Exercise brief: Every line that contains the word "BLACK" should be copied out.

(Data entries for graphics)
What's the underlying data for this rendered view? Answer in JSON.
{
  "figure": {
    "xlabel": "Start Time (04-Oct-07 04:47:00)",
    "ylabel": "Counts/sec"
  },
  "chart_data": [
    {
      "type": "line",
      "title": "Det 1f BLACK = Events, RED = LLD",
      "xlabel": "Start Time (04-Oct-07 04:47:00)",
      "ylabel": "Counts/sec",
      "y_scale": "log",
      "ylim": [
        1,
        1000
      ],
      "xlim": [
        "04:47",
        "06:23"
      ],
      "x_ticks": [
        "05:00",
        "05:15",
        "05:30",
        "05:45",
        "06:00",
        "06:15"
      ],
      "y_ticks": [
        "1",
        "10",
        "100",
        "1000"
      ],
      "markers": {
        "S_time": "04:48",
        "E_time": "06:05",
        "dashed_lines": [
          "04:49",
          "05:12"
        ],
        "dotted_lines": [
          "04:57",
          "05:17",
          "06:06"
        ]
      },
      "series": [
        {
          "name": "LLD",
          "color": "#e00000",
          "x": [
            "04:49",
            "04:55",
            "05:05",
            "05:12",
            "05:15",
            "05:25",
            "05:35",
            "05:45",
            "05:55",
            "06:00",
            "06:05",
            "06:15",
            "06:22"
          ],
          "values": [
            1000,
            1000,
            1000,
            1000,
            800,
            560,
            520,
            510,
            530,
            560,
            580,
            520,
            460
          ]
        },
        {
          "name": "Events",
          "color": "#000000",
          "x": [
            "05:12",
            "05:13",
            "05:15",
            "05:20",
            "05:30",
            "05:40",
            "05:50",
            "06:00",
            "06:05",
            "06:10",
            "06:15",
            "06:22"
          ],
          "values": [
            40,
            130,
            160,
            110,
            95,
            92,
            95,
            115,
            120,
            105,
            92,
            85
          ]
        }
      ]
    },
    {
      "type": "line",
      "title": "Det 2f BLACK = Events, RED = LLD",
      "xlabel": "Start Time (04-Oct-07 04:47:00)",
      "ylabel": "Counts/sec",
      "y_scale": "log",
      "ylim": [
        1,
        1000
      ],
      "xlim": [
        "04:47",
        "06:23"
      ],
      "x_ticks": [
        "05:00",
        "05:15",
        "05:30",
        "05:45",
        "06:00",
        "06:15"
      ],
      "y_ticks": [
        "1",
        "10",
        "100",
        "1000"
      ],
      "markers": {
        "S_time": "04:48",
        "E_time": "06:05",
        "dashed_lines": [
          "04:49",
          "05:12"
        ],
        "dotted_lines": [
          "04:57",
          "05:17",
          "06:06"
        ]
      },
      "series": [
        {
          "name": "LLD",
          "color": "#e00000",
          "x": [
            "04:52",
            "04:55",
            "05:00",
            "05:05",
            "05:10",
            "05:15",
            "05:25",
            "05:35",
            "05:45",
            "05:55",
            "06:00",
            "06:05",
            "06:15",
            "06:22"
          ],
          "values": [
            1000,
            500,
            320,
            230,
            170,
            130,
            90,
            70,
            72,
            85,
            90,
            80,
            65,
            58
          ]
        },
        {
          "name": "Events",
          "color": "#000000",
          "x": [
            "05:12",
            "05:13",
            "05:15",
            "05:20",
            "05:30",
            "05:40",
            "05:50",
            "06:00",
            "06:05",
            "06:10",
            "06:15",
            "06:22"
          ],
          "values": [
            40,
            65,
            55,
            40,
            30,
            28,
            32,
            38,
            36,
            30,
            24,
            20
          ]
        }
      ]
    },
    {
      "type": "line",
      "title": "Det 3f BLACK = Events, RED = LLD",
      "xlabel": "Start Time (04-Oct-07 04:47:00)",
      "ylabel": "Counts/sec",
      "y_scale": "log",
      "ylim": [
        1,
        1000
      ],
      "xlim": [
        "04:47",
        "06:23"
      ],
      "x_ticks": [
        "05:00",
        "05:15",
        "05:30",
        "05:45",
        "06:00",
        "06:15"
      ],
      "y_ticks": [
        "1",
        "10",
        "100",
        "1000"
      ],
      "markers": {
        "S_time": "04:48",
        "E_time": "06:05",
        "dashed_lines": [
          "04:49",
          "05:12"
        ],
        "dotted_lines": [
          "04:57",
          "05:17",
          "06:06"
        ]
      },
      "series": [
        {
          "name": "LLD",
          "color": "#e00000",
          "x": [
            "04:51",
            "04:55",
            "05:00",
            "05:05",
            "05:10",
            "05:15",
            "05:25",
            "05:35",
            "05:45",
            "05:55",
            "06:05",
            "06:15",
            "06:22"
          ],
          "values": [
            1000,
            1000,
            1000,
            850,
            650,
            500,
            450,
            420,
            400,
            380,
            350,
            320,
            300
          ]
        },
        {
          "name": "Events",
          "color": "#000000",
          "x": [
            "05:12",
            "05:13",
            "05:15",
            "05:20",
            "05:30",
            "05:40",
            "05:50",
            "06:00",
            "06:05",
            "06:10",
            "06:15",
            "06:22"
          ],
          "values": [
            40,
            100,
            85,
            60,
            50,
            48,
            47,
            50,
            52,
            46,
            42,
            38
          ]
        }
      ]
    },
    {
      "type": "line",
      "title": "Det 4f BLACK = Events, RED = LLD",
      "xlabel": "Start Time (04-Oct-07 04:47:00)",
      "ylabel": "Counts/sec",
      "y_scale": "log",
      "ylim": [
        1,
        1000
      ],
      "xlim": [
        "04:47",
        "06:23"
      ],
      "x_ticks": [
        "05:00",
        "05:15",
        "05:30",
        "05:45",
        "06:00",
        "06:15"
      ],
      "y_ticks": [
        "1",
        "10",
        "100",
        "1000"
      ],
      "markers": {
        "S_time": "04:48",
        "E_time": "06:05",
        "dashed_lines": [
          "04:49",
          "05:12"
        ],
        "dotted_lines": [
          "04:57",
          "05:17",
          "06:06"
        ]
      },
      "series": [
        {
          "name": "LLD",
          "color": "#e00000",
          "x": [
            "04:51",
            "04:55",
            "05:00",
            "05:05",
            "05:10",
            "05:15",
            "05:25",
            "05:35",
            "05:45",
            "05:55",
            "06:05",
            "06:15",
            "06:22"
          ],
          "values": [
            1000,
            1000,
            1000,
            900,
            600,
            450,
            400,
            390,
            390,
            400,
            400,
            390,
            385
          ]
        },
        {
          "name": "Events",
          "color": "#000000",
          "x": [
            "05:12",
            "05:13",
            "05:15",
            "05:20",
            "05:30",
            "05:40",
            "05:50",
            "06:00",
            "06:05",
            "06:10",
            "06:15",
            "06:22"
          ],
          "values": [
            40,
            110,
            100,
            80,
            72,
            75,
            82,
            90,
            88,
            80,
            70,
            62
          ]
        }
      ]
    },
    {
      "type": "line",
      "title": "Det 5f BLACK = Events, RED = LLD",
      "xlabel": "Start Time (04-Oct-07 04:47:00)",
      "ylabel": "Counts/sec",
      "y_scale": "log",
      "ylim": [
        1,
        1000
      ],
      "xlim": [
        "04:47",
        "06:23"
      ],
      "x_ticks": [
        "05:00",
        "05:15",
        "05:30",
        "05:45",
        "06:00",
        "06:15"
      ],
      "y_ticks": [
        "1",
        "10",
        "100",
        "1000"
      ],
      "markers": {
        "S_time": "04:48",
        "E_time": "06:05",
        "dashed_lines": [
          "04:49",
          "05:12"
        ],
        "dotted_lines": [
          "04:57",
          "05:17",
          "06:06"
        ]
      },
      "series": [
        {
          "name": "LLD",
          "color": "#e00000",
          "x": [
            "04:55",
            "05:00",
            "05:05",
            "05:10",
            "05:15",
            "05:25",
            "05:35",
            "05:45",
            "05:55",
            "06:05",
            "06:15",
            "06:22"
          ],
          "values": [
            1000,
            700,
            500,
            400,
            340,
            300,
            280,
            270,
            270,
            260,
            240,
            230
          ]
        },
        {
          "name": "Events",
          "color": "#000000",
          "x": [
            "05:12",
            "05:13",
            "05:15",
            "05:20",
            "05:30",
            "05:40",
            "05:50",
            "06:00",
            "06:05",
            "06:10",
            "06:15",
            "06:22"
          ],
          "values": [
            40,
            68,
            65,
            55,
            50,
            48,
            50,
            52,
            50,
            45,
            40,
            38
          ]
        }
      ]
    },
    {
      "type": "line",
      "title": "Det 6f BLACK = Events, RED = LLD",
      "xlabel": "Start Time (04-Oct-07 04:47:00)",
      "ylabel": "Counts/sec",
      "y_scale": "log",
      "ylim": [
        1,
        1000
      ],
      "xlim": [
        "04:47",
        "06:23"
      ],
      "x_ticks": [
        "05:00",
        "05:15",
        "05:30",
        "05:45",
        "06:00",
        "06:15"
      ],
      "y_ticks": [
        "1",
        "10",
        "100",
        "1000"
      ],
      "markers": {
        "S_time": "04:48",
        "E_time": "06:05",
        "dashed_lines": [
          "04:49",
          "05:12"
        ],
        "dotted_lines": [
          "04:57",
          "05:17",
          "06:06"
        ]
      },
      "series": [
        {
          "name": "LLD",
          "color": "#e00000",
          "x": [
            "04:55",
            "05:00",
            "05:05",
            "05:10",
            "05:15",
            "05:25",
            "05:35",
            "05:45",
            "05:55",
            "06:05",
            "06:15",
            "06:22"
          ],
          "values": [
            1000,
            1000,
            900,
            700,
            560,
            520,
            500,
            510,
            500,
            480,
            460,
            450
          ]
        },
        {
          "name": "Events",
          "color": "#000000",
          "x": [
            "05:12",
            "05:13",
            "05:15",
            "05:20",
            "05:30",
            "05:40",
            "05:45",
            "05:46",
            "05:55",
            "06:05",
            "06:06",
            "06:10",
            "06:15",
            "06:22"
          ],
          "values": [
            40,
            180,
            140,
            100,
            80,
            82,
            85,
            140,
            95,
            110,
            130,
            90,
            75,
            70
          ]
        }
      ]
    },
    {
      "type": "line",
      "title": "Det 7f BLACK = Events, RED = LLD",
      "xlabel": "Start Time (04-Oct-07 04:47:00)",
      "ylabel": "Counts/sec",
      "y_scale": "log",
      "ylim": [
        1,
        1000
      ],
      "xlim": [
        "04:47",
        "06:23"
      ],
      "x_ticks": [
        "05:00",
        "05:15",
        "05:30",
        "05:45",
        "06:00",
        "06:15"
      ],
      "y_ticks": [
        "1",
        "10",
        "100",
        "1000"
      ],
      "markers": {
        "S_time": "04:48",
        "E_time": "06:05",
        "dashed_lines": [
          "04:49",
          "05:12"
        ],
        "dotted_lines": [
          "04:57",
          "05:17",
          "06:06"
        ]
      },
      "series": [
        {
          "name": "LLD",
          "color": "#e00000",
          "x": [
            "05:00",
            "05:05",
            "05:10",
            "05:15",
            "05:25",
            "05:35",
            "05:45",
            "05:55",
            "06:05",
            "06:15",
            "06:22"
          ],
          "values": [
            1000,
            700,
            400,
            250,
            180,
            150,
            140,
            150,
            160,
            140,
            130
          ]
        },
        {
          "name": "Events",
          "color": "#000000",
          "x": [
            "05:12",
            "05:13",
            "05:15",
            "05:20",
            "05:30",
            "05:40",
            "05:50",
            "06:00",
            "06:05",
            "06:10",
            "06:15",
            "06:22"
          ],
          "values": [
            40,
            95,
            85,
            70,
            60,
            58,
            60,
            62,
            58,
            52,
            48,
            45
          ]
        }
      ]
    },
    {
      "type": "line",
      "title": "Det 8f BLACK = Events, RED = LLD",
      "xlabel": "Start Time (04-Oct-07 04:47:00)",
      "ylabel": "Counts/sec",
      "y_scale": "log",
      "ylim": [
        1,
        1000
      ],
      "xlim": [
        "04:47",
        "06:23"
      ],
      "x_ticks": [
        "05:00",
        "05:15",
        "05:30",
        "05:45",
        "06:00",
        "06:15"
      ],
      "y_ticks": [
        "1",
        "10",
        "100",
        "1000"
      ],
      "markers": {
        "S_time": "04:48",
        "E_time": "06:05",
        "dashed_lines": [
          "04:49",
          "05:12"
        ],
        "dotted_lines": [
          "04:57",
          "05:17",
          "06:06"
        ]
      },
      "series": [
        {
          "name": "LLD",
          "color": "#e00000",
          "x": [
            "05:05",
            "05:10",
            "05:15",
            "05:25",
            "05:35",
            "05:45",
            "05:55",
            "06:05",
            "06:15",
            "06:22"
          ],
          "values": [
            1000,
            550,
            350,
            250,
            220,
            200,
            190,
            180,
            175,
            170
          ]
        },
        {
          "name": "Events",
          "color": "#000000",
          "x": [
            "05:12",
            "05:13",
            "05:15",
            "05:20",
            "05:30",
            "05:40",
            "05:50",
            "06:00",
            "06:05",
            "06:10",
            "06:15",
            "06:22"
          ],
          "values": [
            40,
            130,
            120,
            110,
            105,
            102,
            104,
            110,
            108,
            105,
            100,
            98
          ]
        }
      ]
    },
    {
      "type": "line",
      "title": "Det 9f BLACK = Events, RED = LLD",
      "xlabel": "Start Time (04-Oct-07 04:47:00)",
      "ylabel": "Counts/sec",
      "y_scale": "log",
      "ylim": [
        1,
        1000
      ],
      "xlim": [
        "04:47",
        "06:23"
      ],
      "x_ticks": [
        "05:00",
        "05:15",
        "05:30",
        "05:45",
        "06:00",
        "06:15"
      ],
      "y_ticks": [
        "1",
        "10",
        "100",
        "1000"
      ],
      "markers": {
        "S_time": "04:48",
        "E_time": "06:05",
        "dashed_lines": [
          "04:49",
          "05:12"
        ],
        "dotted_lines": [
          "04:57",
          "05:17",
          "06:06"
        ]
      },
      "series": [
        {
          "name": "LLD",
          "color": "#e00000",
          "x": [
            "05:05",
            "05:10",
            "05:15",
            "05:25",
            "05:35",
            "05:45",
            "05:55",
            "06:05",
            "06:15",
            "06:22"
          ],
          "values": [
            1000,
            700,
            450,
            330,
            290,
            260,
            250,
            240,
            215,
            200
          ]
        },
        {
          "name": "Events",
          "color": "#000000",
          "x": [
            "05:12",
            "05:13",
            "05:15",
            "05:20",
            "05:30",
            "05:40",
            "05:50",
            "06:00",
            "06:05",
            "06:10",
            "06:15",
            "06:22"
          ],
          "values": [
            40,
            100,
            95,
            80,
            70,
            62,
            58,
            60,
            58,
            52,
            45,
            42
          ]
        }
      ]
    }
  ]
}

Reply:
      "title": "Det 1f BLACK = Events, RED = LLD",
      "title": "Det 2f BLACK = Events, RED = LLD",
      "title": "Det 3f BLACK = Events, RED = LLD",
      "title": "Det 4f BLACK = Events, RED = LLD",
      "title": "Det 5f BLACK = Events, RED = LLD",
      "title": "Det 6f BLACK = Events, RED = LLD",
      "title": "Det 7f BLACK = Events, RED = LLD",
      "title": "Det 8f BLACK = Events, RED = LLD",
      "title": "Det 9f BLACK = Events, RED = LLD",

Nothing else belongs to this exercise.